-- Entries taken from a collection --
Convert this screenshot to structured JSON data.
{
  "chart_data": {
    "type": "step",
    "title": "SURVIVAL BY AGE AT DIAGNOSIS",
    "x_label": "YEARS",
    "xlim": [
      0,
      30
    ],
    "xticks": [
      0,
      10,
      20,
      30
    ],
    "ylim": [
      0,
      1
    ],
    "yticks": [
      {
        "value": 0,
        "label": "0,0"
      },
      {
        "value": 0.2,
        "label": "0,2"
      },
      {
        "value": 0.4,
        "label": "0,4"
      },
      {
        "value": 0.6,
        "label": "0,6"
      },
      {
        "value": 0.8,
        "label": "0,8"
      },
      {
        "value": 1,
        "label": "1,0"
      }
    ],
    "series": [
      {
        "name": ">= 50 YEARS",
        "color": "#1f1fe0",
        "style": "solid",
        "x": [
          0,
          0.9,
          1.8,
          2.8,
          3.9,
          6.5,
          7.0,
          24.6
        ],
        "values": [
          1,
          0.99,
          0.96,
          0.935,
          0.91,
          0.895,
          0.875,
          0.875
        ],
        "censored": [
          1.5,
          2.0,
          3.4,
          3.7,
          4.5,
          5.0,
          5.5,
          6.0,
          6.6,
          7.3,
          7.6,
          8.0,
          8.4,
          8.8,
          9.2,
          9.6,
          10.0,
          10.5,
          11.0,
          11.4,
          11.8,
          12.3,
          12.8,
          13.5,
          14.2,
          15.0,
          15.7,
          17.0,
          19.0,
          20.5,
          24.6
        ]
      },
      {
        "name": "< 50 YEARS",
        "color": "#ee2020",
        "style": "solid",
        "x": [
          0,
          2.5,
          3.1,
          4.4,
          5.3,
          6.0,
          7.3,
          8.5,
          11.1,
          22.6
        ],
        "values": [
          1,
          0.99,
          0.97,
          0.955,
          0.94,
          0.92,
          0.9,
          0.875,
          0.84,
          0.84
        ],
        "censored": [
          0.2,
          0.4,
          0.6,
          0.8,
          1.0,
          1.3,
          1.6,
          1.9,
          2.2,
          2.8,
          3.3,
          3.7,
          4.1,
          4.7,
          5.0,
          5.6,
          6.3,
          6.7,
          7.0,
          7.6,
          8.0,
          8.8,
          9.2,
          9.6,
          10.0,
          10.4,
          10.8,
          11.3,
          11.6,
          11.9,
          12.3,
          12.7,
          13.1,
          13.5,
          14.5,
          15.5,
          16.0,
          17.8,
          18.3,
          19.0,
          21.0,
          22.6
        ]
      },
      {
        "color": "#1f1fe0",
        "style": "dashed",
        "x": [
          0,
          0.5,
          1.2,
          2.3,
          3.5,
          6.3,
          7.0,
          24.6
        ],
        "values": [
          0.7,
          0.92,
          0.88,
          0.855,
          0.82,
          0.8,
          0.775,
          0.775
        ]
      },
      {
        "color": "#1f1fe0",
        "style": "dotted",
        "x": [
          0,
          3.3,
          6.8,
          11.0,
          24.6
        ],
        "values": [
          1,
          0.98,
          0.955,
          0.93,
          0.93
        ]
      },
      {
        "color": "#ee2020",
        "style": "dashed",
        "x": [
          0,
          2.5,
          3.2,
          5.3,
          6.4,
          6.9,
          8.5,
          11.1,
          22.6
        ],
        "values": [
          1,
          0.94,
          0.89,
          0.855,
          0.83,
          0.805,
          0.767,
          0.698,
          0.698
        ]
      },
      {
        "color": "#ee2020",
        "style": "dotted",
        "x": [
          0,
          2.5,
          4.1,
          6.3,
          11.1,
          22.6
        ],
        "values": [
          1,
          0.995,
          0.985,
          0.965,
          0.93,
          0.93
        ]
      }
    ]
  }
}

-- WHAT YOU SHOULD DO --
Isolate the lines above that contain the word "YEARS" and copy them.

-- WORKED ANSWER --
    "x_label": "YEARS",
        "name": ">= 50 YEARS",
        "name": "< 50 YEARS",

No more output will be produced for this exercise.